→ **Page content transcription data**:
╔══

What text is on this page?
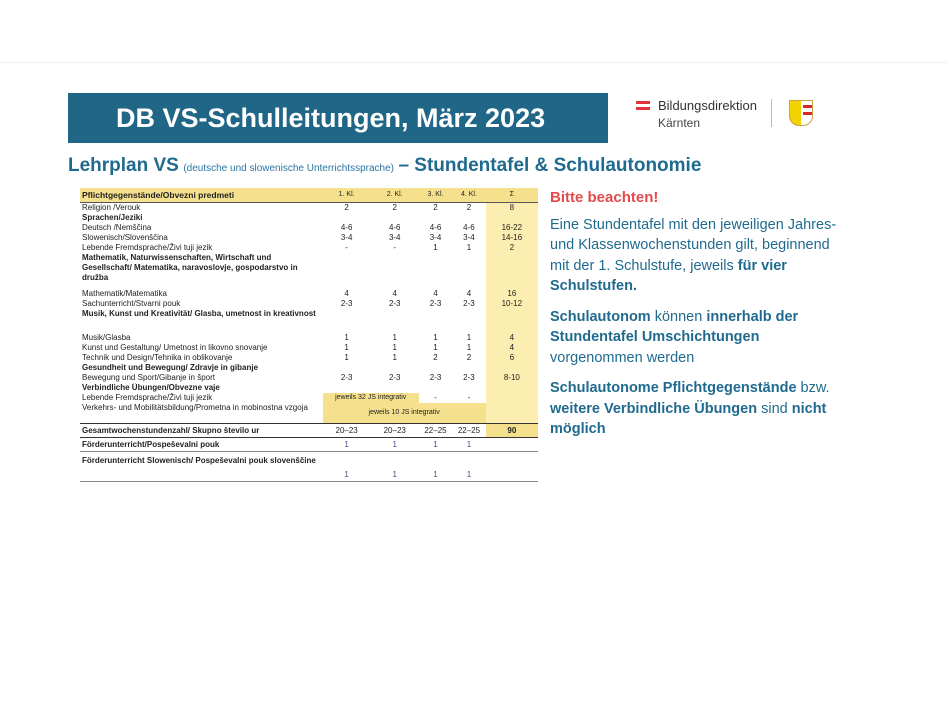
DB VS-Schulleitungen, März 2023	Bildungsdirektion
Kärnten
Lehrplan VS (deutsche und slowenische Unterrichtssprache) – Stundentafel & Schulautonomie
Pflichtgegenstände/Obvezni predmeti	1. Kl.	2. Kl.	3. Kl.	4. Kl.	Σ
Religion /Verouk	2	2	2	2	8
Sprachen/Jeziki					
Deutsch /Nemščina	4-6	4-6	4-6	4-6	16-22
Slowenisch/Slovenščina	3-4	3-4	3-4	3-4	14-16
Lebende Fremdsprache/Živi tuji jezik	-	-	1	1	2
Mathematik, Naturwissenschaften, Wirtschaft und Gesellschaft/ Matematika, naravoslovje, gospodarstvo in družba					
Mathematik/Matematika	4	4	4	4	16
Sachunterricht/Stvarni pouk	2-3	2-3	2-3	2-3	10-12
Musik, Kunst und Kreativität/ Glasba, umetnost in kreativnost					
Musik/Glasba	1	1	1	1	4
Kunst und Gestaltung/ Umetnost in likovno snovanje	1	1	1	1	4
Technik und Design/Tehnika in oblikovanje	1	1	2	2	6
Gesundheit und Bewegung/ Zdravje in gibanje					
Bewegung und Sport/Gibanje in šport	2-3	2-3	2-3	2-3	8-10
Verbindliche Übungen/Obvezne vaje					
Lebende Fremdsprache/Živi tuji jezik	jeweils 32 JS integrativ		-	-	
Verkehrs- und Mobilitätsbildung/Prometna in mobinostna vzgoja	jeweils 10 JS integrativ				
Gesamtwochenstundenzahl/ Skupno število ur	20–23	20–23	22–25	22–25	90
Förderunterricht/Pospeševalni pouk	1	1	1	1	
Förderunterricht Slowenisch/ Pospeševalni pouk slovenščine	1	1	1	1	
Bitte beachten!
Eine Stundentafel mit den jeweiligen Jahres- und Klassenwochenstunden gilt, beginnend mit der 1. Schulstufe, jeweils für vier Schulstufen.
Schulautonom können innerhalb der Stundentafel Umschichtungen vorgenommen werden
Schulautonome Pflichtgegenstände bzw. weitere Verbindliche Übungen sind nicht möglich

╚══

→ **Exercise details**:
With "Übungen" as the string to match, show every line of the entries above that has it.

→ **Reply to the exercise**:
Verbindliche Übungen/Obvezne vaje					
Schulautonome Pflichtgegenstände bzw. weitere Verbindliche Übungen sind nicht möglich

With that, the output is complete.